#### What to produce
Write out every record in full, exactly as written, please.

#### Excerpt from a dataset
··········

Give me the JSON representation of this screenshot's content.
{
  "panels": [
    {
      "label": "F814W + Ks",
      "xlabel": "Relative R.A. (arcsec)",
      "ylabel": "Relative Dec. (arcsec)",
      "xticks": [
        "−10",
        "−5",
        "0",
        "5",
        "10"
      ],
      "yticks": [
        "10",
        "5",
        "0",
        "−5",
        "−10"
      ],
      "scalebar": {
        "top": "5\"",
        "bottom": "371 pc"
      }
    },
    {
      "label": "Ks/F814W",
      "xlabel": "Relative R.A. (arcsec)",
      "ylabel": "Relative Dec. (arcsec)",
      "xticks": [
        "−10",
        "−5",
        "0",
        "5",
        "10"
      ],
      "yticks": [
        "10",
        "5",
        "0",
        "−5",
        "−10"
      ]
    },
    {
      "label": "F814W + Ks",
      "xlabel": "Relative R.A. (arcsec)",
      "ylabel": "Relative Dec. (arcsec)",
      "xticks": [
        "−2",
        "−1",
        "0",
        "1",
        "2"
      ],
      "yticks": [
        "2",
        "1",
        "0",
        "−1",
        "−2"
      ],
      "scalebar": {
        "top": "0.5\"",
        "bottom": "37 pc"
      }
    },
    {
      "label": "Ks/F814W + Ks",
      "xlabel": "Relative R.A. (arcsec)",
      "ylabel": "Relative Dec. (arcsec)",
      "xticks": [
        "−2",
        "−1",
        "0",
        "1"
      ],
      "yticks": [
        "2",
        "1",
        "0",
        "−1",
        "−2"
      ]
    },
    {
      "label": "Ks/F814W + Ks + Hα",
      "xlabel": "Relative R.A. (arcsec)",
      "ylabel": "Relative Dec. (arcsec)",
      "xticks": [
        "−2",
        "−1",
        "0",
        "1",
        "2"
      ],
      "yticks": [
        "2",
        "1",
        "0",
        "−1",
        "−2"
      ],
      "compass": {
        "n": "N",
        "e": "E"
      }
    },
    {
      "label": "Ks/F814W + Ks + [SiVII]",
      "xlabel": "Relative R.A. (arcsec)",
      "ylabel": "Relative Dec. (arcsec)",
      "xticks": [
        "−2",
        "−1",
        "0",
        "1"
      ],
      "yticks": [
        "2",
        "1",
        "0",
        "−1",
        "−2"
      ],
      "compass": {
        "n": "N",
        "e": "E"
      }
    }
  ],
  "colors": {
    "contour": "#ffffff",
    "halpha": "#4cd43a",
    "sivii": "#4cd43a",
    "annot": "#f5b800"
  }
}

··········

#### Exercise result
Give me the JSON representation of this screenshot's content.
{
  "panels": [
    {
      "label": "F814W + Ks",
      "xlabel": "Relative R.A. (arcsec)",
      "ylabel": "Relative Dec. (arcsec)",
      "xticks": [
        "−10",
        "−5",
        "0",
        "5",
        "10"
      ],
      "yticks": [
        "10",
        "5",
        "0",
        "−5",
        "−10"
      ],
      "scalebar": {
        "top": "5\"",
        "bottom": "371 pc"
      }
    },
    {
      "label": "Ks/F814W",
      "xlabel": "Relative R.A. (arcsec)",
      "ylabel": "Relative Dec. (arcsec)",
      "xticks": [
        "−10",
        "−5",
        "0",
        "5",
        "10"
      ],
      "yticks": [
        "10",
        "5",
        "0",
        "−5",
        "−10"
      ]
    },
    {
      "label": "F814W + Ks",
      "xlabel": "Relative R.A. (arcsec)",
      "ylabel": "Relative Dec. (arcsec)",
      "xticks": [
        "−2",
        "−1",
        "0",
        "1",
        "2"
      ],
      "yticks": [
        "2",
        "1",
        "0",
        "−1",
        "−2"
      ],
      "scalebar": {
        "top": "0.5\"",
        "bottom": "37 pc"
      }
    },
    {
      "label": "Ks/F814W + Ks",
      "xlabel": "Relative R.A. (arcsec)",
      "ylabel": "Relative Dec. (arcsec)",
      "xticks": [
        "−2",
        "−1",
        "0",
        "1"
      ],
      "yticks": [
        "2",
        "1",
        "0",
        "−1",
        "−2"
      ]
    },
    {
      "label": "Ks/F814W + Ks + Hα",
      "xlabel": "Relative R.A. (arcsec)",
      "ylabel": "Relative Dec. (arcsec)",
      "xticks": [
        "−2",
        "−1",
        "0",
        "1",
        "2"
      ],
      "yticks": [
        "2",
        "1",
        "0",
        "−1",
        "−2"
      ],
      "compass": {
        "n": "N",
        "e": "E"
      }
    },
    {
      "label": "Ks/F814W + Ks + [SiVII]",
      "xlabel": "Relative R.A. (arcsec)",
      "ylabel": "Relative Dec. (arcsec)",
      "xticks": [
        "−2",
        "−1",
        "0",
        "1"
      ],
      "yticks": [
        "2",
        "1",
        "0",
        "−1",
        "−2"
      ],
      "compass": {
        "n": "N",
        "e": "E"
      }
    }
  ],
  "colors": {
    "contour": "#ffffff",
    "halpha": "#4cd43a",
    "sivii": "#4cd43a",
    "annot": "#f5b800"
  }
}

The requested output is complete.